Information shown
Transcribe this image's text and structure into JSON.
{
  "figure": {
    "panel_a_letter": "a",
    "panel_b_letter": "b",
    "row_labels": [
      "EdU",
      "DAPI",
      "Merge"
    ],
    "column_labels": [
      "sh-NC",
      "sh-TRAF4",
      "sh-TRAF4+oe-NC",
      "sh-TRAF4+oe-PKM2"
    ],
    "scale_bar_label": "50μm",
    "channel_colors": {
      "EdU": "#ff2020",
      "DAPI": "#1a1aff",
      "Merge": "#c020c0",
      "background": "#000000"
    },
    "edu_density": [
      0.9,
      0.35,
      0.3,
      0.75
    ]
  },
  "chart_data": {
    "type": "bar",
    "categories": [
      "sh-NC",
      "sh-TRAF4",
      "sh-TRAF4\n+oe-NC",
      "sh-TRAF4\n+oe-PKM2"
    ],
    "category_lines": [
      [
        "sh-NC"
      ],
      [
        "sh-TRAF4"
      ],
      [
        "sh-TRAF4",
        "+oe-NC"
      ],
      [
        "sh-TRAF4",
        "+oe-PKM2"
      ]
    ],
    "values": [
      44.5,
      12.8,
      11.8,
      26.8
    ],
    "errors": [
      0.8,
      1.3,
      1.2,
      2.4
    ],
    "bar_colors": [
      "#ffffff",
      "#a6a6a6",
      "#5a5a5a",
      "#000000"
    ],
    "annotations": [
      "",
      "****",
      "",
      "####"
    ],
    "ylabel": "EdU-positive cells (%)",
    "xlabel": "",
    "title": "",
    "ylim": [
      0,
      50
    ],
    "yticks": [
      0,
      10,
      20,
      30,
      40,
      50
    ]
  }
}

Task to carry out
Copy out the data above, word for word.

Exercise response
Transcribe this image's text and structure into JSON.
{
  "figure": {
    "panel_a_letter": "a",
    "panel_b_letter": "b",
    "row_labels": [
      "EdU",
      "DAPI",
      "Merge"
    ],
    "column_labels": [
      "sh-NC",
      "sh-TRAF4",
      "sh-TRAF4+oe-NC",
      "sh-TRAF4+oe-PKM2"
    ],
    "scale_bar_label": "50μm",
    "channel_colors": {
      "EdU": "#ff2020",
      "DAPI": "#1a1aff",
      "Merge": "#c020c0",
      "background": "#000000"
    },
    "edu_density": [
      0.9,
      0.35,
      0.3,
      0.75
    ]
  },
  "chart_data": {
    "type": "bar",
    "categories": [
      "sh-NC",
      "sh-TRAF4",
      "sh-TRAF4\n+oe-NC",
      "sh-TRAF4\n+oe-PKM2"
    ],
    "category_lines": [
      [
        "sh-NC"
      ],
      [
        "sh-TRAF4"
      ],
      [
        "sh-TRAF4",
        "+oe-NC"
      ],
      [
        "sh-TRAF4",
        "+oe-PKM2"
      ]
    ],
    "values": [
      44.5,
      12.8,
      11.8,
      26.8
    ],
    "errors": [
      0.8,
      1.3,
      1.2,
      2.4
    ],
    "bar_colors": [
      "#ffffff",
      "#a6a6a6",
      "#5a5a5a",
      "#000000"
    ],
    "annotations": [
      "",
      "****",
      "",
      "####"
    ],
    "ylabel": "EdU-positive cells (%)",
    "xlabel": "",
    "title": "",
    "ylim": [
      0,
      50
    ],
    "yticks": [
      0,
      10,
      20,
      30,
      40,
      50
    ]
  }
}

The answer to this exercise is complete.